**Work to do**
Retype the lines of the data exactly, beginning with the first line and continuing through the line that contains "- pct-mensual-value: -0,66%: [632, 659, 728, 691]".

## begin The data

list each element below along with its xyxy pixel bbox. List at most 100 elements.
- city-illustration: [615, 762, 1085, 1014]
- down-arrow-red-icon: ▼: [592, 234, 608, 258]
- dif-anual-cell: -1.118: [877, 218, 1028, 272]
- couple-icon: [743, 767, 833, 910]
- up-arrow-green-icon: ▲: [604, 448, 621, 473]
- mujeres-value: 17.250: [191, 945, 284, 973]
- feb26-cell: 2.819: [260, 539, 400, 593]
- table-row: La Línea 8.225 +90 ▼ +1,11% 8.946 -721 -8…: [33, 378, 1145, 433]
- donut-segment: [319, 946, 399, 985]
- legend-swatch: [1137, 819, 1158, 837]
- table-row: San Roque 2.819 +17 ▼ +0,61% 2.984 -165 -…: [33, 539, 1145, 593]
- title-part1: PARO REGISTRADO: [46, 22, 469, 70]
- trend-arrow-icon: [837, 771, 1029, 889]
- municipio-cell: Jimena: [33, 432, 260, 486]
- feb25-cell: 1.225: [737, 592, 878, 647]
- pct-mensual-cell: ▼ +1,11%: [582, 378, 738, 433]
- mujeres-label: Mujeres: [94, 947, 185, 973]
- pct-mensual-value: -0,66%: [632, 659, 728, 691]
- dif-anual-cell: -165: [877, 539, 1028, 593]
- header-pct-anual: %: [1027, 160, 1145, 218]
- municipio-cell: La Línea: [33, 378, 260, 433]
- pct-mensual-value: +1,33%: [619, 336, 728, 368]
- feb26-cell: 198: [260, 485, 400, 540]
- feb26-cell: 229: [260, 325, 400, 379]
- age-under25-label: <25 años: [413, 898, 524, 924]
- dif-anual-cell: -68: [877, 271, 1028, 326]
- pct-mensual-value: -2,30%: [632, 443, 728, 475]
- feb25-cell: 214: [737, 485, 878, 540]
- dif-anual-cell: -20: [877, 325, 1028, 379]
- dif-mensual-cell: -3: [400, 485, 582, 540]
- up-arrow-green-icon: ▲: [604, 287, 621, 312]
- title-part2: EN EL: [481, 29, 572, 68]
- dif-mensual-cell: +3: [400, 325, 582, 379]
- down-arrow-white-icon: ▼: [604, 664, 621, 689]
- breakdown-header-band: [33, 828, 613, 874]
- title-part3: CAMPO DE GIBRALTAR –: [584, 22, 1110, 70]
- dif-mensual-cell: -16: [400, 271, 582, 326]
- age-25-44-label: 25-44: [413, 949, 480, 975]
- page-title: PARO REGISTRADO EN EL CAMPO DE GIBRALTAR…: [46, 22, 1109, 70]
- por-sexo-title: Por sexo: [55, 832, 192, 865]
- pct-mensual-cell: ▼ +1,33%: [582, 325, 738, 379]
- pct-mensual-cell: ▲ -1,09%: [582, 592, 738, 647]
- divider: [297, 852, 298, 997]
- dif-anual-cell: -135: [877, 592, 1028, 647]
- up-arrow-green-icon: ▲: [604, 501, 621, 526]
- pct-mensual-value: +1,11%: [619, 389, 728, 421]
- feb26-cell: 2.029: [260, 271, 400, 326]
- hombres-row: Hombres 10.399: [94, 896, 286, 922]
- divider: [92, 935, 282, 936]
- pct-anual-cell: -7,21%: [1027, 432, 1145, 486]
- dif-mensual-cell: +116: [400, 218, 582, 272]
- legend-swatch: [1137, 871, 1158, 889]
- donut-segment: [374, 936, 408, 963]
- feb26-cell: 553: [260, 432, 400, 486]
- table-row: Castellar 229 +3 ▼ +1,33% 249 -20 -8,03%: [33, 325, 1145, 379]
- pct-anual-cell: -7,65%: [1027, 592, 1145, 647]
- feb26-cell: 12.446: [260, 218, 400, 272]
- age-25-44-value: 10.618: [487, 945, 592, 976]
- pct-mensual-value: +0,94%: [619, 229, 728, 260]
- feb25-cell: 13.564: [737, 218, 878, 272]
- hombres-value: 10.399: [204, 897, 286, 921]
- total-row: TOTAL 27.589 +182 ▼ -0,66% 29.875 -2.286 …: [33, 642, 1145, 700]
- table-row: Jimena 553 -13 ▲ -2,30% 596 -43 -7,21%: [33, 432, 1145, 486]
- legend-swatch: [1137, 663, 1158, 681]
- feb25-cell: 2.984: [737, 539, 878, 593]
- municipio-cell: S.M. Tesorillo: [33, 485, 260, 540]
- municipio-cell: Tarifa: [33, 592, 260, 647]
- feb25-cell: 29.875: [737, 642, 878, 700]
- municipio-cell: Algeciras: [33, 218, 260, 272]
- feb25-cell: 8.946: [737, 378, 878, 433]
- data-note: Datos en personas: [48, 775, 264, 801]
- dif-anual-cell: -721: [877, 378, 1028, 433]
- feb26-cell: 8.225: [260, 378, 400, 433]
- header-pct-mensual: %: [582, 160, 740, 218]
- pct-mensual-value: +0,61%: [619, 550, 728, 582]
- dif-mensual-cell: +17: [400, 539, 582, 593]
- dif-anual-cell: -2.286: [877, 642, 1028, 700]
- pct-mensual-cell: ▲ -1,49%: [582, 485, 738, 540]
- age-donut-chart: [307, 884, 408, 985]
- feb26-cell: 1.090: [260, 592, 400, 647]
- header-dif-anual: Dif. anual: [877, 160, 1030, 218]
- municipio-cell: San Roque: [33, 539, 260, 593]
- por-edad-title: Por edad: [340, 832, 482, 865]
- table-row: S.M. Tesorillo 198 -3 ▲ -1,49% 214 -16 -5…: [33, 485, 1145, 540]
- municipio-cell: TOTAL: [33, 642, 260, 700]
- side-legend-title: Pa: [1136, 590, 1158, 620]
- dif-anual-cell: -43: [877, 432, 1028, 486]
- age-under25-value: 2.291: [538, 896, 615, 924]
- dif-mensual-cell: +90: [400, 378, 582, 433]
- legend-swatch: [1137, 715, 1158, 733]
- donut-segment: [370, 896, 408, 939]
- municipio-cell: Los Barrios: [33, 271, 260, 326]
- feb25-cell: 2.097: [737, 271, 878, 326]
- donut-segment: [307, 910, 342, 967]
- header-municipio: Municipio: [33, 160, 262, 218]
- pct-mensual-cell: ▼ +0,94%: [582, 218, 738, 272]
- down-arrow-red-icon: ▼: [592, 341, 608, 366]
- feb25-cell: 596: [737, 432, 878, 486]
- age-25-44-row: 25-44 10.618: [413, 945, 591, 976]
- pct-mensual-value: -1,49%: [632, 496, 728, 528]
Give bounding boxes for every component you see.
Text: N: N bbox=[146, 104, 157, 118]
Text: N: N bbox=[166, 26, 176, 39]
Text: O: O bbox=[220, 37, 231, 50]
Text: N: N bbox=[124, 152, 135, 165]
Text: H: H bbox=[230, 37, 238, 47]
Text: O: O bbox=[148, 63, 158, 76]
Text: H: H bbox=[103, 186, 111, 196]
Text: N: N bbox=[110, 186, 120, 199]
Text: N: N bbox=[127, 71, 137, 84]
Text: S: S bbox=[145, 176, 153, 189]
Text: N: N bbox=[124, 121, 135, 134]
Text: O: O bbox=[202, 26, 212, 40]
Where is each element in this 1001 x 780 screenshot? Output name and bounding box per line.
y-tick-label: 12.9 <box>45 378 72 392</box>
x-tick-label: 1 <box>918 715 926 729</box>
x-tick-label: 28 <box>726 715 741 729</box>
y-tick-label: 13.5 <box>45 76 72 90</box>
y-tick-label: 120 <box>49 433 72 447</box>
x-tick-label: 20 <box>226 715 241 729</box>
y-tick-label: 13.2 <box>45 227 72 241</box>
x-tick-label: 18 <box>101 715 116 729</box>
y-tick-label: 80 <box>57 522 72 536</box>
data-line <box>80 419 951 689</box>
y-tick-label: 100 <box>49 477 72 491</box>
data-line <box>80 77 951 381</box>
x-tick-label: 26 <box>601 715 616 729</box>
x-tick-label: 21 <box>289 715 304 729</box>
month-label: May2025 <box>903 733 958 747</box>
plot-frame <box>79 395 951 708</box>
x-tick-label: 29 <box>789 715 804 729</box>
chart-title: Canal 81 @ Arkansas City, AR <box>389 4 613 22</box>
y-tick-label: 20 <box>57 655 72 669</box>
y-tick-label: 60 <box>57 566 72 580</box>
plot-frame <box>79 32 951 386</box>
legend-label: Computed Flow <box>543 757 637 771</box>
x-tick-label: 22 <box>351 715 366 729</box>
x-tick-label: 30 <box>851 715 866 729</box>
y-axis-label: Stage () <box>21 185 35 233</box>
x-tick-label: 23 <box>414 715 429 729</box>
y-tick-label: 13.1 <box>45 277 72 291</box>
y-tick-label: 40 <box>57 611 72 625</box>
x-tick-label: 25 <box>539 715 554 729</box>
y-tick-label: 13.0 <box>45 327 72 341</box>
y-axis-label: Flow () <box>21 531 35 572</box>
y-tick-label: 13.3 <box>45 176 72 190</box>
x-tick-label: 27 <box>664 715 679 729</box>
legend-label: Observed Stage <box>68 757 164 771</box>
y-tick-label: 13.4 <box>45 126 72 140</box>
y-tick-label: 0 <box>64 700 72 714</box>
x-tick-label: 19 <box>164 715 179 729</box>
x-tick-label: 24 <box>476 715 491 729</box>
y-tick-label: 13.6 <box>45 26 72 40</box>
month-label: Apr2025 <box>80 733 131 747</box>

## end The data

**Result of the task**
list each element below along with its xyxy pixel bbox. List at most 100 elements.
- city-illustration: [615, 762, 1085, 1014]
- down-arrow-red-icon: ▼: [592, 234, 608, 258]
- dif-anual-cell: -1.118: [877, 218, 1028, 272]
- couple-icon: [743, 767, 833, 910]
- up-arrow-green-icon: ▲: [604, 448, 621, 473]
- mujeres-value: 17.250: [191, 945, 284, 973]
- feb26-cell: 2.819: [260, 539, 400, 593]
- table-row: La Línea 8.225 +90 ▼ +1,11% 8.946 -721 -8…: [33, 378, 1145, 433]
- donut-segment: [319, 946, 399, 985]
- legend-swatch: [1137, 819, 1158, 837]
- table-row: San Roque 2.819 +17 ▼ +0,61% 2.984 -165 -…: [33, 539, 1145, 593]
- title-part1: PARO REGISTRADO: [46, 22, 469, 70]
- trend-arrow-icon: [837, 771, 1029, 889]
- municipio-cell: Jimena: [33, 432, 260, 486]
- feb25-cell: 1.225: [737, 592, 878, 647]
- pct-mensual-cell: ▼ +1,11%: [582, 378, 738, 433]
- mujeres-label: Mujeres: [94, 947, 185, 973]
- pct-mensual-value: -0,66%: [632, 659, 728, 691]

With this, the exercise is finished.